GIVEN RECORDS

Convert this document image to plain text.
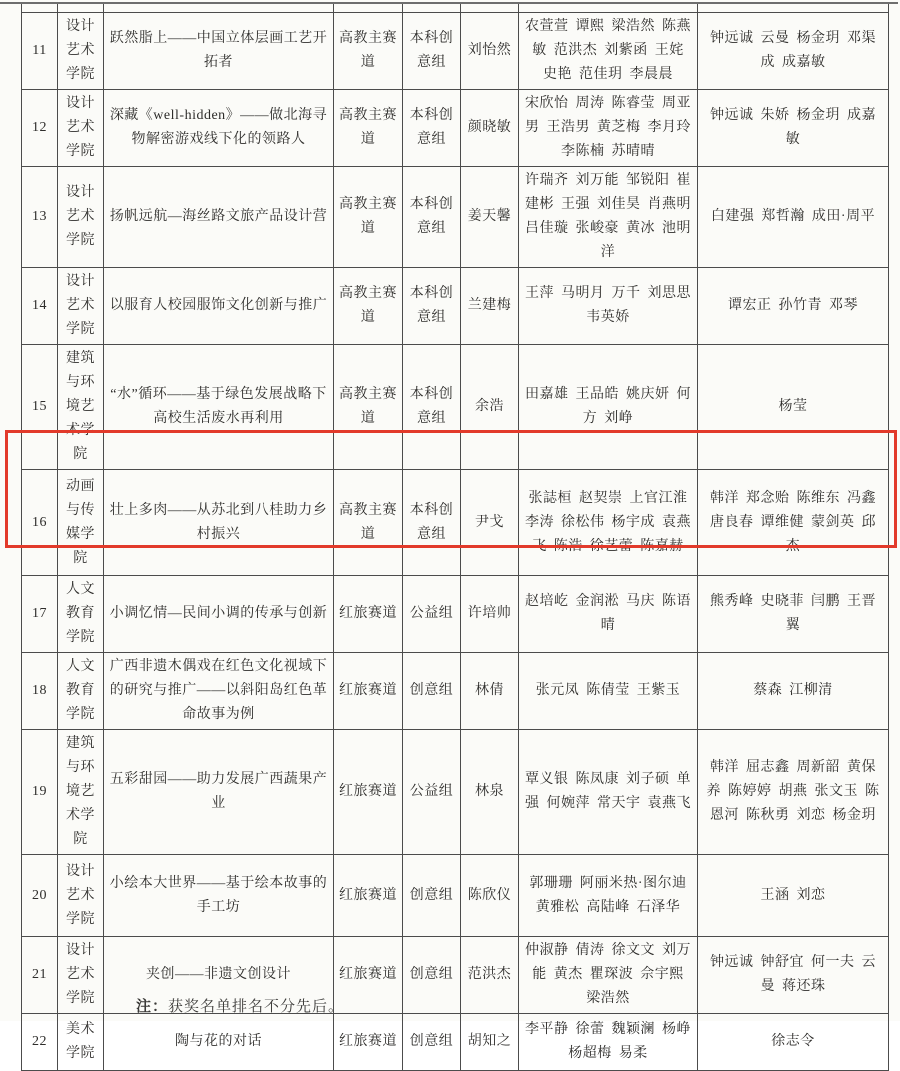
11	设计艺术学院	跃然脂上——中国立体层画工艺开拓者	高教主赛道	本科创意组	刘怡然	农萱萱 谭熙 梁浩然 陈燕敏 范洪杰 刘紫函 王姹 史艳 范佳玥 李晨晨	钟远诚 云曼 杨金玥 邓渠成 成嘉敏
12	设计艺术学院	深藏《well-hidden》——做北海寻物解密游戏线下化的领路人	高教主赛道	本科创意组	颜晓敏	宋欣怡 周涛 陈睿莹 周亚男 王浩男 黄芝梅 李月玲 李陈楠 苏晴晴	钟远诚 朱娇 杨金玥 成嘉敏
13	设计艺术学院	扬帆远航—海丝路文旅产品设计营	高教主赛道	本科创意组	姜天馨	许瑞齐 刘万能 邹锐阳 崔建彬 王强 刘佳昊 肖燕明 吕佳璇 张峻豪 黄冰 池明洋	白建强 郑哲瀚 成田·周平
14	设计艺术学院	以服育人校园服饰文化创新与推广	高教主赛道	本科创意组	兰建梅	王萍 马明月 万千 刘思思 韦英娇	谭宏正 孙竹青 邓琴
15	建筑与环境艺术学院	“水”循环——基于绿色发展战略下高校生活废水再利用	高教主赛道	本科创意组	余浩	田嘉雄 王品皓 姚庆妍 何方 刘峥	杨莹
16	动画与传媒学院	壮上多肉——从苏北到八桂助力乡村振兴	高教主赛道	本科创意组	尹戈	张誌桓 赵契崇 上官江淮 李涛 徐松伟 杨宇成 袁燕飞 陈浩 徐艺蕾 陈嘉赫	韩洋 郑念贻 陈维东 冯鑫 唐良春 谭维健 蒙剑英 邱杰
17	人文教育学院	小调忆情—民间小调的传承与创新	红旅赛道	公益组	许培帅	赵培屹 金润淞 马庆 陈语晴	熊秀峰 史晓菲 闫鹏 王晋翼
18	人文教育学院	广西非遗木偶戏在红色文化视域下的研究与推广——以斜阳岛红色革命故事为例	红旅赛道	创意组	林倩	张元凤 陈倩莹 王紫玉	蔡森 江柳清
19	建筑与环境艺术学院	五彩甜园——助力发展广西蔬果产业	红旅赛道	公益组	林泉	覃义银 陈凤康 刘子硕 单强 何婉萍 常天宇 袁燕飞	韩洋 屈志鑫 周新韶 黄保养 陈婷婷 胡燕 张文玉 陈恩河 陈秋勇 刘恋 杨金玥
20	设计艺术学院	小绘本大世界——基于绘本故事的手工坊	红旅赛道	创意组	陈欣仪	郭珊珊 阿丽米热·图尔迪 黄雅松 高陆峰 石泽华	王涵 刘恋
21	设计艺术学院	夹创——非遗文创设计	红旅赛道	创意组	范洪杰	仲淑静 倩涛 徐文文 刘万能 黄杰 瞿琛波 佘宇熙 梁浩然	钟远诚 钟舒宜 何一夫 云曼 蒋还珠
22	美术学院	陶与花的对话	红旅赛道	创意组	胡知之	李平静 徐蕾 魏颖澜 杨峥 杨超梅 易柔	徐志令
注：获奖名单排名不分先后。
---
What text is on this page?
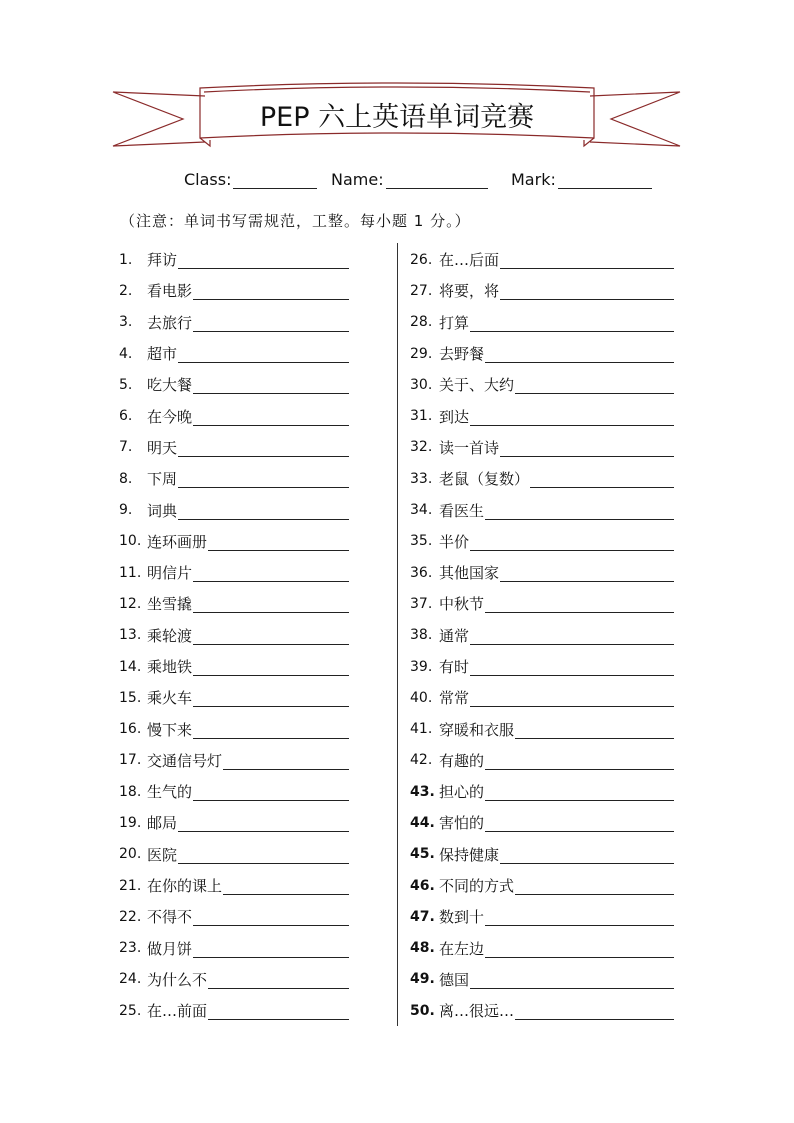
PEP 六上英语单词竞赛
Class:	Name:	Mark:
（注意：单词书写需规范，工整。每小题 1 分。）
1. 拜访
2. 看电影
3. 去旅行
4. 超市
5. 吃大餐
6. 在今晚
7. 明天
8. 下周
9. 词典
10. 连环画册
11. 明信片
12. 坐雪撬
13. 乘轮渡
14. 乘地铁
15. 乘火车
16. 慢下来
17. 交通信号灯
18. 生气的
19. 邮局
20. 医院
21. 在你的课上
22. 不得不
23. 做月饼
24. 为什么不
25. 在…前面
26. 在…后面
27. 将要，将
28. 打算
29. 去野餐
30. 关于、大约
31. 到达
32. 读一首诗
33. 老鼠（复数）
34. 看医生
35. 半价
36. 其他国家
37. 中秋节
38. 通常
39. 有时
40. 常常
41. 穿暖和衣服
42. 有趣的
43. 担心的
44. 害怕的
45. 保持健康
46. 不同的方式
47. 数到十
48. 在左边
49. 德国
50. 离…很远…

SET EXERCISE
Identify and copy all lines with the word "this".

ANSWER TO THE TASK
Convert this document image to plain text.
What text is on this page?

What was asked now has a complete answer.